Exercise
Extract each line of the data below exactly as written.

Dataset content
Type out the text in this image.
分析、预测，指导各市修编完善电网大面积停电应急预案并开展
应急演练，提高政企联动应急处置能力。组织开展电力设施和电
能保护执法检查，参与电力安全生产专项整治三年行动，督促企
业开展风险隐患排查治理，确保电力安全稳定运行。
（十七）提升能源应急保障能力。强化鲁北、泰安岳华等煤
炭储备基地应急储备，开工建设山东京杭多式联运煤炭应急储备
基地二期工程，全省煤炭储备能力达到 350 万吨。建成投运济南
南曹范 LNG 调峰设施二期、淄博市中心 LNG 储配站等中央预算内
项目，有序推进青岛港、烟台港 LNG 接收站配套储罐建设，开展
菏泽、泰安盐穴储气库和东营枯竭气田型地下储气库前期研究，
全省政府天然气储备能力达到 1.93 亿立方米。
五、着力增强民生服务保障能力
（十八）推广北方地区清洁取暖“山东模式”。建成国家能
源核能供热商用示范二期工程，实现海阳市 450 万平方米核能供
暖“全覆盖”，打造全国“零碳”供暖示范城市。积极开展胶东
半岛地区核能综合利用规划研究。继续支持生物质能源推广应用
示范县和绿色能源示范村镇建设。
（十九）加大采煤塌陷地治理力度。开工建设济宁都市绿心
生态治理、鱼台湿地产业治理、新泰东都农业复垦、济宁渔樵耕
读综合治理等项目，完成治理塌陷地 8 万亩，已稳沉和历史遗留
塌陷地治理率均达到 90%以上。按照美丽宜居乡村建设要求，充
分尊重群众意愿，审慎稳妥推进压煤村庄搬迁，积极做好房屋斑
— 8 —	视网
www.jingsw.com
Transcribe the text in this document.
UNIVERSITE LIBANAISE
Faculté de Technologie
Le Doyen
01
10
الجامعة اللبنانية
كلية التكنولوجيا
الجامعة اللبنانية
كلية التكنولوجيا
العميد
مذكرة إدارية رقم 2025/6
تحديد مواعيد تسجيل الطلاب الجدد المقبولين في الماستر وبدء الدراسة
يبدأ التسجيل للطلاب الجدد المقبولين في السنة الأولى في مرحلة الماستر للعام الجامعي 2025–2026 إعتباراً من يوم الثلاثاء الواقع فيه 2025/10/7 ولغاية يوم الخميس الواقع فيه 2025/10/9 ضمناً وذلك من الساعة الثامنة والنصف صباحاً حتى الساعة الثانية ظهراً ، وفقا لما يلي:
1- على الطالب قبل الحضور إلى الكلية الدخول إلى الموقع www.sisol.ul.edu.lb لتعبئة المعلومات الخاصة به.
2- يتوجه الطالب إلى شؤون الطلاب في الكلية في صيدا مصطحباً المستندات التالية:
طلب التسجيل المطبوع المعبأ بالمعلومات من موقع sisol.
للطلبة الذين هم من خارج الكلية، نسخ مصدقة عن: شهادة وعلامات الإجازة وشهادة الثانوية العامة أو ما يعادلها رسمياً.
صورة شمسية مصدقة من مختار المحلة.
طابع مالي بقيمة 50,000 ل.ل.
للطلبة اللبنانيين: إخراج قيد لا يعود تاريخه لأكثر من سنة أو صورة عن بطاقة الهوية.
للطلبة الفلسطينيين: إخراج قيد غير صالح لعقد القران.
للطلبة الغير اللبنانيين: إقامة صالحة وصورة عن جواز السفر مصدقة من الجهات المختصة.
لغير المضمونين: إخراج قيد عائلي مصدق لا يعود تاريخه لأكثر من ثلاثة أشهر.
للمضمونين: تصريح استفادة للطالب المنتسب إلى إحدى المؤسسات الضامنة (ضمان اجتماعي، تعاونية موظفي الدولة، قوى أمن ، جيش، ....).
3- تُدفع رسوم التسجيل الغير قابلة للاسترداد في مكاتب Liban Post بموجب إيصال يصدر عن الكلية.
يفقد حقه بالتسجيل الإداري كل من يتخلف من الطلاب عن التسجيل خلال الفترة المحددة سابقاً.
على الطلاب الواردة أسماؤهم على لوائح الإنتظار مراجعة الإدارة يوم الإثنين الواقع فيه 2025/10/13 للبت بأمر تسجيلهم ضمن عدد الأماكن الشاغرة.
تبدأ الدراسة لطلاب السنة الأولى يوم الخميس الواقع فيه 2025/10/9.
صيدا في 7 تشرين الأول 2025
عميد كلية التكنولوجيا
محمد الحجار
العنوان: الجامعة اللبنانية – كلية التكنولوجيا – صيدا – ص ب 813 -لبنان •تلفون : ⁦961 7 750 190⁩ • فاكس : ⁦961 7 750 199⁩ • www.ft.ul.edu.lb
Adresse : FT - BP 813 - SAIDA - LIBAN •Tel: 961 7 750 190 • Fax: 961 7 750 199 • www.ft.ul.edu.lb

Worked answer
Type out the text in this image.
分析、预测，指导各市修编完善电网大面积停电应急预案并开展
应急演练，提高政企联动应急处置能力。组织开展电力设施和电
能保护执法检查，参与电力安全生产专项整治三年行动，督促企
业开展风险隐患排查治理，确保电力安全稳定运行。
（十七）提升能源应急保障能力。强化鲁北、泰安岳华等煤
炭储备基地应急储备，开工建设山东京杭多式联运煤炭应急储备
基地二期工程，全省煤炭储备能力达到 350 万吨。建成投运济南
南曹范 LNG 调峰设施二期、淄博市中心 LNG 储配站等中央预算内
项目，有序推进青岛港、烟台港 LNG 接收站配套储罐建设，开展
菏泽、泰安盐穴储气库和东营枯竭气田型地下储气库前期研究，
全省政府天然气储备能力达到 1.93 亿立方米。
五、着力增强民生服务保障能力
（十八）推广北方地区清洁取暖“山东模式”。建成国家能
源核能供热商用示范二期工程，实现海阳市 450 万平方米核能供
暖“全覆盖”，打造全国“零碳”供暖示范城市。积极开展胶东
半岛地区核能综合利用规划研究。继续支持生物质能源推广应用
示范县和绿色能源示范村镇建设。
（十九）加大采煤塌陷地治理力度。开工建设济宁都市绿心
生态治理、鱼台湿地产业治理、新泰东都农业复垦、济宁渔樵耕
读综合治理等项目，完成治理塌陷地 8 万亩，已稳沉和历史遗留
塌陷地治理率均达到 90%以上。按照美丽宜居乡村建设要求，充
分尊重群众意愿，审慎稳妥推进压煤村庄搬迁，积极做好房屋斑
— 8 —	视网
www.jingsw.com
Transcribe the text in this document.
UNIVERSITE LIBANAISE
Faculté de Technologie
Le Doyen
01
10
الجامعة اللبنانية
كلية التكنولوجيا
الجامعة اللبنانية
كلية التكنولوجيا
العميد
مذكرة إدارية رقم 2025/6
تحديد مواعيد تسجيل الطلاب الجدد المقبولين في الماستر وبدء الدراسة
يبدأ التسجيل للطلاب الجدد المقبولين في السنة الأولى في مرحلة الماستر للعام الجامعي 2025–2026 إعتباراً من يوم الثلاثاء الواقع فيه 2025/10/7 ولغاية يوم الخميس الواقع فيه 2025/10/9 ضمناً وذلك من الساعة الثامنة والنصف صباحاً حتى الساعة الثانية ظهراً ، وفقا لما يلي:
1- على الطالب قبل الحضور إلى الكلية الدخول إلى الموقع www.sisol.ul.edu.lb لتعبئة المعلومات الخاصة به.
2- يتوجه الطالب إلى شؤون الطلاب في الكلية في صيدا مصطحباً المستندات التالية:
طلب التسجيل المطبوع المعبأ بالمعلومات من موقع sisol.
للطلبة الذين هم من خارج الكلية، نسخ مصدقة عن: شهادة وعلامات الإجازة وشهادة الثانوية العامة أو ما يعادلها رسمياً.
صورة شمسية مصدقة من مختار المحلة.
طابع مالي بقيمة 50,000 ل.ل.
للطلبة اللبنانيين: إخراج قيد لا يعود تاريخه لأكثر من سنة أو صورة عن بطاقة الهوية.
للطلبة الفلسطينيين: إخراج قيد غير صالح لعقد القران.
للطلبة الغير اللبنانيين: إقامة صالحة وصورة عن جواز السفر مصدقة من الجهات المختصة.
لغير المضمونين: إخراج قيد عائلي مصدق لا يعود تاريخه لأكثر من ثلاثة أشهر.
للمضمونين: تصريح استفادة للطالب المنتسب إلى إحدى المؤسسات الضامنة (ضمان اجتماعي، تعاونية موظفي الدولة، قوى أمن ، جيش، ....).
3- تُدفع رسوم التسجيل الغير قابلة للاسترداد في مكاتب Liban Post بموجب إيصال يصدر عن الكلية.
يفقد حقه بالتسجيل الإداري كل من يتخلف من الطلاب عن التسجيل خلال الفترة المحددة سابقاً.
على الطلاب الواردة أسماؤهم على لوائح الإنتظار مراجعة الإدارة يوم الإثنين الواقع فيه 2025/10/13 للبت بأمر تسجيلهم ضمن عدد الأماكن الشاغرة.
تبدأ الدراسة لطلاب السنة الأولى يوم الخميس الواقع فيه 2025/10/9.
صيدا في 7 تشرين الأول 2025
عميد كلية التكنولوجيا
محمد الحجار
العنوان: الجامعة اللبنانية – كلية التكنولوجيا – صيدا – ص ب 813 -لبنان •تلفون : ⁦961 7 750 190⁩ • فاكس : ⁦961 7 750 199⁩ • www.ft.ul.edu.lb
Adresse : FT - BP 813 - SAIDA - LIBAN •Tel: 961 7 750 190 • Fax: 961 7 750 199 • www.ft.ul.edu.lb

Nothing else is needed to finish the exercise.